▶ **DO THIS**:
Without the pictures, can you quote each line below exactly?

* Start MATERIAL FOR THIS EXERCISE *

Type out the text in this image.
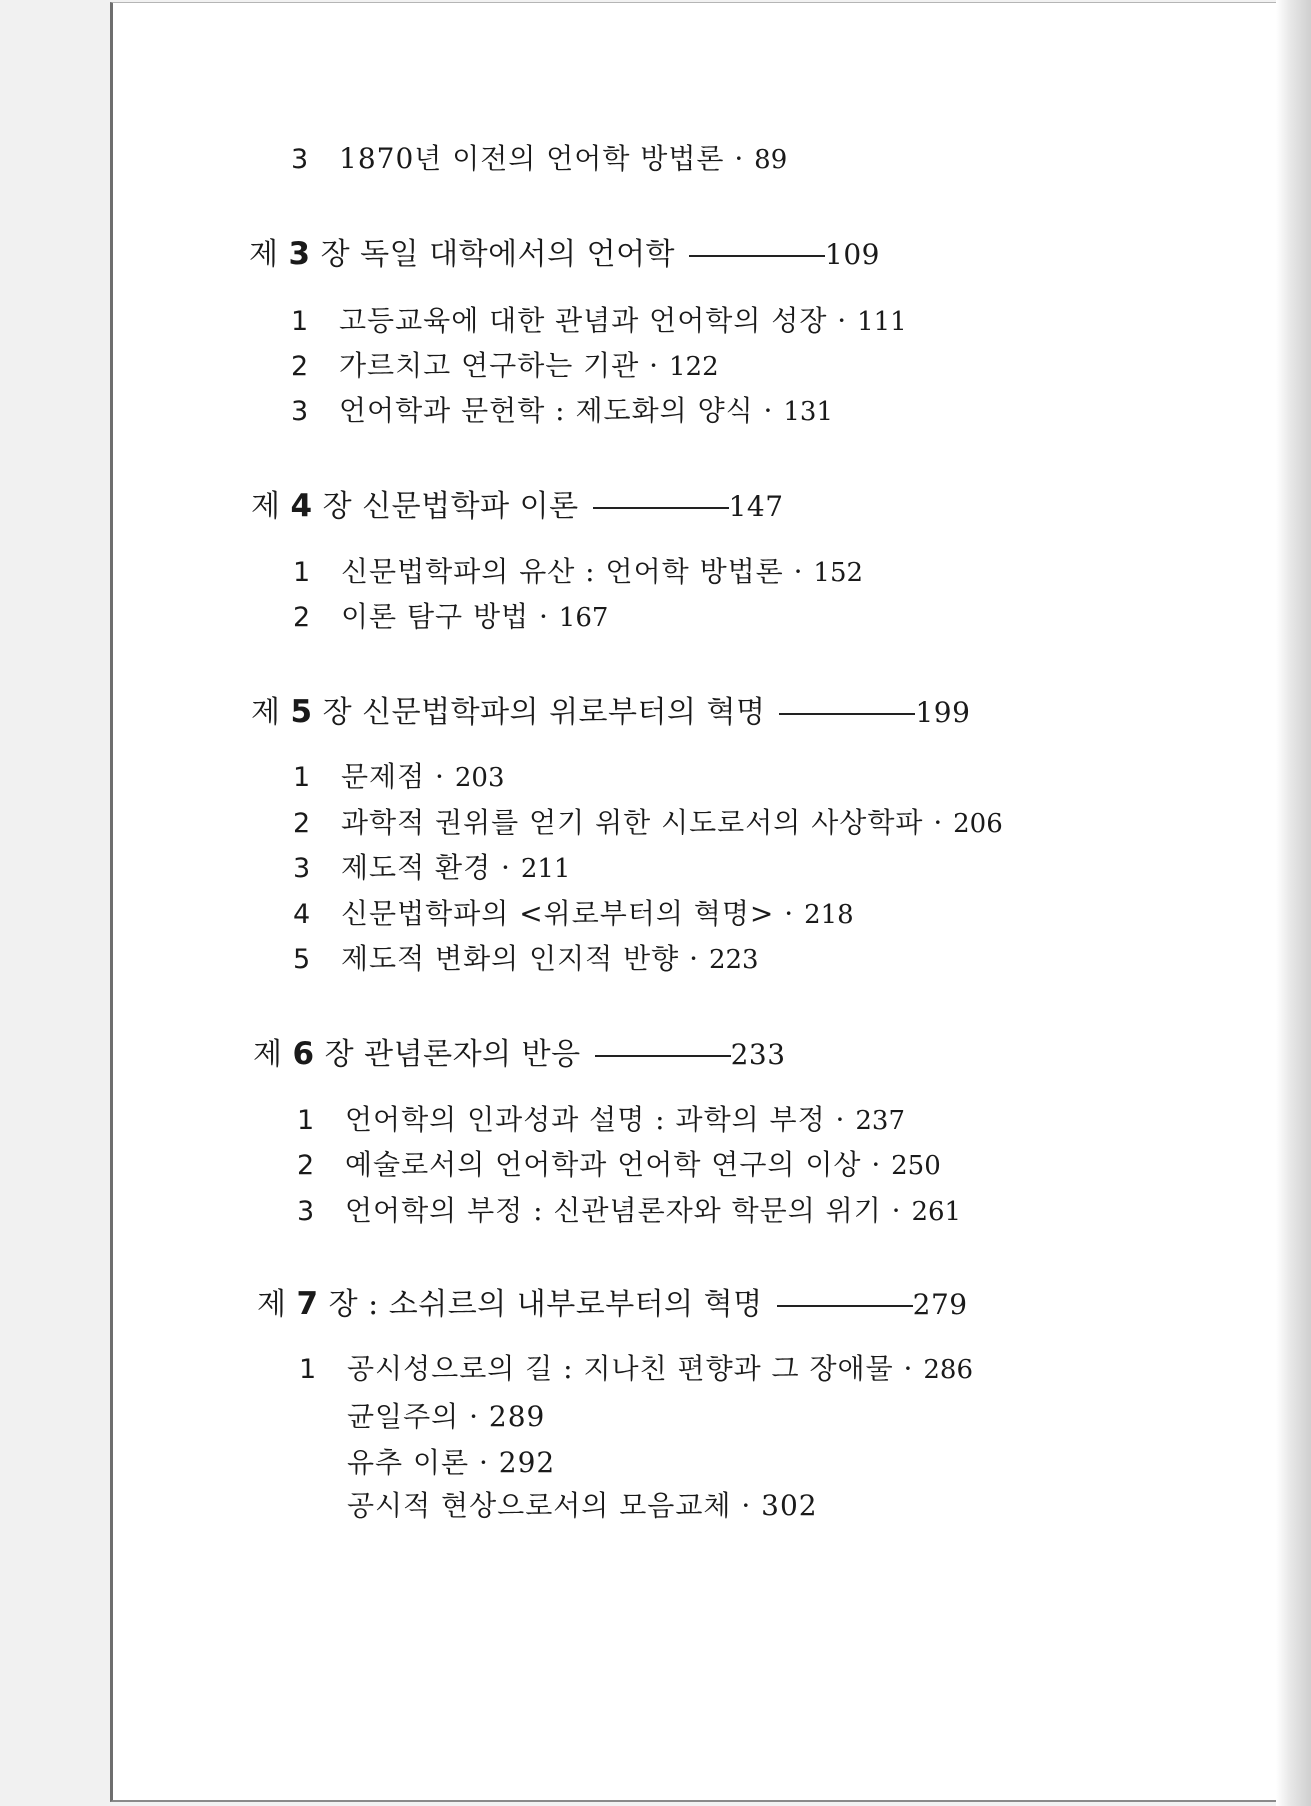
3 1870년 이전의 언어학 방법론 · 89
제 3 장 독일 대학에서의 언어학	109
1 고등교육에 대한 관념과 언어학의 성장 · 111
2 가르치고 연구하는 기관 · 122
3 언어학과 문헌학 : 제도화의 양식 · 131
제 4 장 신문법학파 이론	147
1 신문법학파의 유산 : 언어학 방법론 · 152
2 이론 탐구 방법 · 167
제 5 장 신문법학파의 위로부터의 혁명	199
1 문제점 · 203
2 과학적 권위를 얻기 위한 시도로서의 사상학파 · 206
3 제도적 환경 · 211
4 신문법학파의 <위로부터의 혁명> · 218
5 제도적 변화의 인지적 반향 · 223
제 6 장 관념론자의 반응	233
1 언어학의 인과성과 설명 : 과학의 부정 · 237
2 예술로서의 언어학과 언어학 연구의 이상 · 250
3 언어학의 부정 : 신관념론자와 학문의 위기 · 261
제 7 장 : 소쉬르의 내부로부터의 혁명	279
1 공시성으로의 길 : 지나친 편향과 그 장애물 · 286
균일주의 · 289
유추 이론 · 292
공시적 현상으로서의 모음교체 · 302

* End MATERIAL FOR THIS EXERCISE *

▶ **WRITTEN REPLY**:
Type out the text in this image.
3 1870년 이전의 언어학 방법론 · 89
제 3 장 독일 대학에서의 언어학	109
1 고등교육에 대한 관념과 언어학의 성장 · 111
2 가르치고 연구하는 기관 · 122
3 언어학과 문헌학 : 제도화의 양식 · 131
제 4 장 신문법학파 이론	147
1 신문법학파의 유산 : 언어학 방법론 · 152
2 이론 탐구 방법 · 167
제 5 장 신문법학파의 위로부터의 혁명	199
1 문제점 · 203
2 과학적 권위를 얻기 위한 시도로서의 사상학파 · 206
3 제도적 환경 · 211
4 신문법학파의 <위로부터의 혁명> · 218
5 제도적 변화의 인지적 반향 · 223
제 6 장 관념론자의 반응	233
1 언어학의 인과성과 설명 : 과학의 부정 · 237
2 예술로서의 언어학과 언어학 연구의 이상 · 250
3 언어학의 부정 : 신관념론자와 학문의 위기 · 261
제 7 장 : 소쉬르의 내부로부터의 혁명	279
1 공시성으로의 길 : 지나친 편향과 그 장애물 · 286
균일주의 · 289
유추 이론 · 292
공시적 현상으로서의 모음교체 · 302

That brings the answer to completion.